**Objective**:
Output the data that follows exactly, line for line.

══ Supplied records ══

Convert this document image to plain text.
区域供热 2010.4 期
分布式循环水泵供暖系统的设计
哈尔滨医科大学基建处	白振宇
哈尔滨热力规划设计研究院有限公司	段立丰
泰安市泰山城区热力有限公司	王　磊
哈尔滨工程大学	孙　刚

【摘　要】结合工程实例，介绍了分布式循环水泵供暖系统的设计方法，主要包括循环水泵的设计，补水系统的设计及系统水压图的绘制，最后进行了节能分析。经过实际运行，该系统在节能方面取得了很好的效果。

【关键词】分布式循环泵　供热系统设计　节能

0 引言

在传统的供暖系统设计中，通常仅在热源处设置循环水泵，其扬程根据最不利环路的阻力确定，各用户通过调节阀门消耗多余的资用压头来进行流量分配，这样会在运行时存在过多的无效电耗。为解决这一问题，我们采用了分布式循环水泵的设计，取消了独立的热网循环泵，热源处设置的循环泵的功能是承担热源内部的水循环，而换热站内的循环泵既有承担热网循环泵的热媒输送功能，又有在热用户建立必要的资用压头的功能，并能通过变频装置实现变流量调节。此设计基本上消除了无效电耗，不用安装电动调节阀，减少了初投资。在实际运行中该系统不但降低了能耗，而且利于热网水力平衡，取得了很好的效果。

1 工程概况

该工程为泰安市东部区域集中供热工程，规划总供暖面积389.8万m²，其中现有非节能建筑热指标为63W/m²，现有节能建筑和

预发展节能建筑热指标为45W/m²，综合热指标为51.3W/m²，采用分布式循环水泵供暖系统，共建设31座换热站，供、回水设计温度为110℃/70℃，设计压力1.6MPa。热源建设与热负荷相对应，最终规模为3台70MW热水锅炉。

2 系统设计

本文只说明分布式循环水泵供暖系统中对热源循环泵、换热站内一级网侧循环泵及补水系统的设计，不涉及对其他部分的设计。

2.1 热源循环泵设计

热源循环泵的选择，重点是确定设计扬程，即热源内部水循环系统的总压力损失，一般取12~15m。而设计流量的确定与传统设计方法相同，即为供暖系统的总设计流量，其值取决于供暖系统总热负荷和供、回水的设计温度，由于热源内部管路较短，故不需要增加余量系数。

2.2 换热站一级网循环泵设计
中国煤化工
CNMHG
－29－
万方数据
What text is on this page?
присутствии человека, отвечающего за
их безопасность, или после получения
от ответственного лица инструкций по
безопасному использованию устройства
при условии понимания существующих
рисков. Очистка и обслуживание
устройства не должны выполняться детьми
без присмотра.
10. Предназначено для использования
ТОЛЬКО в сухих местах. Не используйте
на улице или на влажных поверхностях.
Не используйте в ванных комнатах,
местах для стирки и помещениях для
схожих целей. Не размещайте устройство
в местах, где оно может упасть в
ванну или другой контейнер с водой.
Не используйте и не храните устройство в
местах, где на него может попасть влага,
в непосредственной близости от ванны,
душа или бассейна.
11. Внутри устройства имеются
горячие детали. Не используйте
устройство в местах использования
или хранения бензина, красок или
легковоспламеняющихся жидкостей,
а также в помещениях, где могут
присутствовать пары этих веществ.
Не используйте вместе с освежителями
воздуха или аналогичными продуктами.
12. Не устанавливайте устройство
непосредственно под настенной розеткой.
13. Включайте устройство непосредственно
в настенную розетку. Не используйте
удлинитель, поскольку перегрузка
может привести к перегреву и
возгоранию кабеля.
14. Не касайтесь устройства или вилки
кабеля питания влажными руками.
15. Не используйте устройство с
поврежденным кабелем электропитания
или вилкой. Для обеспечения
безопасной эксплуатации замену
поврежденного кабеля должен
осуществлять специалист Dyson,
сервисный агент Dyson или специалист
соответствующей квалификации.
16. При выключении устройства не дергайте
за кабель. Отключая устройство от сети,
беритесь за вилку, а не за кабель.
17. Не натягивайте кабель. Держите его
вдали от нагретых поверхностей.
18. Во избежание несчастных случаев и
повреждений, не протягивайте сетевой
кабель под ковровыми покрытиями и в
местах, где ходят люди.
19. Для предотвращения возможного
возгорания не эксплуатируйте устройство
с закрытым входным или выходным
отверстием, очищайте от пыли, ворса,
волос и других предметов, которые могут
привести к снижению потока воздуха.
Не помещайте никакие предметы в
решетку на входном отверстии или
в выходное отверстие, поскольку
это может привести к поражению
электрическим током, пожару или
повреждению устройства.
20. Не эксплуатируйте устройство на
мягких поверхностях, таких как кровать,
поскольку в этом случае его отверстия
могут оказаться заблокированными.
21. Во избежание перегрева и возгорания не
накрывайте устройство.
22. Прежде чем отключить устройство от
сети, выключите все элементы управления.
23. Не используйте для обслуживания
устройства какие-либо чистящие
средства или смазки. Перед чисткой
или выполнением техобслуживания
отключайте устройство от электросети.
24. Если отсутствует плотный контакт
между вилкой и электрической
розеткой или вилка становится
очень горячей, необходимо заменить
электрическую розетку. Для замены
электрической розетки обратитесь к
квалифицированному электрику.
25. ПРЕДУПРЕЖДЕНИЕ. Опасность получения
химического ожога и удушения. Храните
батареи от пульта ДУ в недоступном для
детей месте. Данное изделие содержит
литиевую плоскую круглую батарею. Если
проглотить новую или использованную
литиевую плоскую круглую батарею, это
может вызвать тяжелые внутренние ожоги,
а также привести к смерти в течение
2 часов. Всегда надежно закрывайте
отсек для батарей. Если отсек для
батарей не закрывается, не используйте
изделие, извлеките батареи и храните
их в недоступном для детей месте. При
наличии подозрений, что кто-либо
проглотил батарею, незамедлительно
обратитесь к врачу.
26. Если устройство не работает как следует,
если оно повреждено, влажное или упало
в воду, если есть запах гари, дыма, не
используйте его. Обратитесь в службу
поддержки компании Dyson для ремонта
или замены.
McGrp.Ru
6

═══

**The completed task**:
Convert this document image to plain text.
区域供热 2010.4 期
分布式循环水泵供暖系统的设计
哈尔滨医科大学基建处	白振宇
哈尔滨热力规划设计研究院有限公司	段立丰
泰安市泰山城区热力有限公司	王　磊
哈尔滨工程大学	孙　刚

【摘　要】结合工程实例，介绍了分布式循环水泵供暖系统的设计方法，主要包括循环水泵的设计，补水系统的设计及系统水压图的绘制，最后进行了节能分析。经过实际运行，该系统在节能方面取得了很好的效果。

【关键词】分布式循环泵　供热系统设计　节能

0 引言

在传统的供暖系统设计中，通常仅在热源处设置循环水泵，其扬程根据最不利环路的阻力确定，各用户通过调节阀门消耗多余的资用压头来进行流量分配，这样会在运行时存在过多的无效电耗。为解决这一问题，我们采用了分布式循环水泵的设计，取消了独立的热网循环泵，热源处设置的循环泵的功能是承担热源内部的水循环，而换热站内的循环泵既有承担热网循环泵的热媒输送功能，又有在热用户建立必要的资用压头的功能，并能通过变频装置实现变流量调节。此设计基本上消除了无效电耗，不用安装电动调节阀，减少了初投资。在实际运行中该系统不但降低了能耗，而且利于热网水力平衡，取得了很好的效果。

1 工程概况

该工程为泰安市东部区域集中供热工程，规划总供暖面积389.8万m²，其中现有非节能建筑热指标为63W/m²，现有节能建筑和

预发展节能建筑热指标为45W/m²，综合热指标为51.3W/m²，采用分布式循环水泵供暖系统，共建设31座换热站，供、回水设计温度为110℃/70℃，设计压力1.6MPa。热源建设与热负荷相对应，最终规模为3台70MW热水锅炉。

2 系统设计

本文只说明分布式循环水泵供暖系统中对热源循环泵、换热站内一级网侧循环泵及补水系统的设计，不涉及对其他部分的设计。

2.1 热源循环泵设计

热源循环泵的选择，重点是确定设计扬程，即热源内部水循环系统的总压力损失，一般取12~15m。而设计流量的确定与传统设计方法相同，即为供暖系统的总设计流量，其值取决于供暖系统总热负荷和供、回水的设计温度，由于热源内部管路较短，故不需要增加余量系数。

2.2 换热站一级网循环泵设计
中国煤化工
CNMHG
－29－
万方数据
What text is on this page?
присутствии человека, отвечающего за
их безопасность, или после получения
от ответственного лица инструкций по
безопасному использованию устройства
при условии понимания существующих
рисков. Очистка и обслуживание
устройства не должны выполняться детьми
без присмотра.
10. Предназначено для использования
ТОЛЬКО в сухих местах. Не используйте
на улице или на влажных поверхностях.
Не используйте в ванных комнатах,
местах для стирки и помещениях для
схожих целей. Не размещайте устройство
в местах, где оно может упасть в
ванну или другой контейнер с водой.
Не используйте и не храните устройство в
местах, где на него может попасть влага,
в непосредственной близости от ванны,
душа или бассейна.
11. Внутри устройства имеются
горячие детали. Не используйте
устройство в местах использования
или хранения бензина, красок или
легковоспламеняющихся жидкостей,
а также в помещениях, где могут
присутствовать пары этих веществ.
Не используйте вместе с освежителями
воздуха или аналогичными продуктами.
12. Не устанавливайте устройство
непосредственно под настенной розеткой.
13. Включайте устройство непосредственно
в настенную розетку. Не используйте
удлинитель, поскольку перегрузка
может привести к перегреву и
возгоранию кабеля.
14. Не касайтесь устройства или вилки
кабеля питания влажными руками.
15. Не используйте устройство с
поврежденным кабелем электропитания
или вилкой. Для обеспечения
безопасной эксплуатации замену
поврежденного кабеля должен
осуществлять специалист Dyson,
сервисный агент Dyson или специалист
соответствующей квалификации.
16. При выключении устройства не дергайте
за кабель. Отключая устройство от сети,
беритесь за вилку, а не за кабель.
17. Не натягивайте кабель. Держите его
вдали от нагретых поверхностей.
18. Во избежание несчастных случаев и
повреждений, не протягивайте сетевой
кабель под ковровыми покрытиями и в
местах, где ходят люди.
19. Для предотвращения возможного
возгорания не эксплуатируйте устройство
с закрытым входным или выходным
отверстием, очищайте от пыли, ворса,
волос и других предметов, которые могут
привести к снижению потока воздуха.
Не помещайте никакие предметы в
решетку на входном отверстии или
в выходное отверстие, поскольку
это может привести к поражению
электрическим током, пожару или
повреждению устройства.
20. Не эксплуатируйте устройство на
мягких поверхностях, таких как кровать,
поскольку в этом случае его отверстия
могут оказаться заблокированными.
21. Во избежание перегрева и возгорания не
накрывайте устройство.
22. Прежде чем отключить устройство от
сети, выключите все элементы управления.
23. Не используйте для обслуживания
устройства какие-либо чистящие
средства или смазки. Перед чисткой
или выполнением техобслуживания
отключайте устройство от электросети.
24. Если отсутствует плотный контакт
между вилкой и электрической
розеткой или вилка становится
очень горячей, необходимо заменить
электрическую розетку. Для замены
электрической розетки обратитесь к
квалифицированному электрику.
25. ПРЕДУПРЕЖДЕНИЕ. Опасность получения
химического ожога и удушения. Храните
батареи от пульта ДУ в недоступном для
детей месте. Данное изделие содержит
литиевую плоскую круглую батарею. Если
проглотить новую или использованную
литиевую плоскую круглую батарею, это
может вызвать тяжелые внутренние ожоги,
а также привести к смерти в течение
2 часов. Всегда надежно закрывайте
отсек для батарей. Если отсек для
батарей не закрывается, не используйте
изделие, извлеките батареи и храните
их в недоступном для детей месте. При
наличии подозрений, что кто-либо
проглотил батарею, незамедлительно
обратитесь к врачу.
26. Если устройство не работает как следует,
если оно повреждено, влажное или упало
в воду, если есть запах гари, дыма, не
используйте его. Обратитесь в службу
поддержки компании Dyson для ремонта
или замены.
McGrp.Ru
6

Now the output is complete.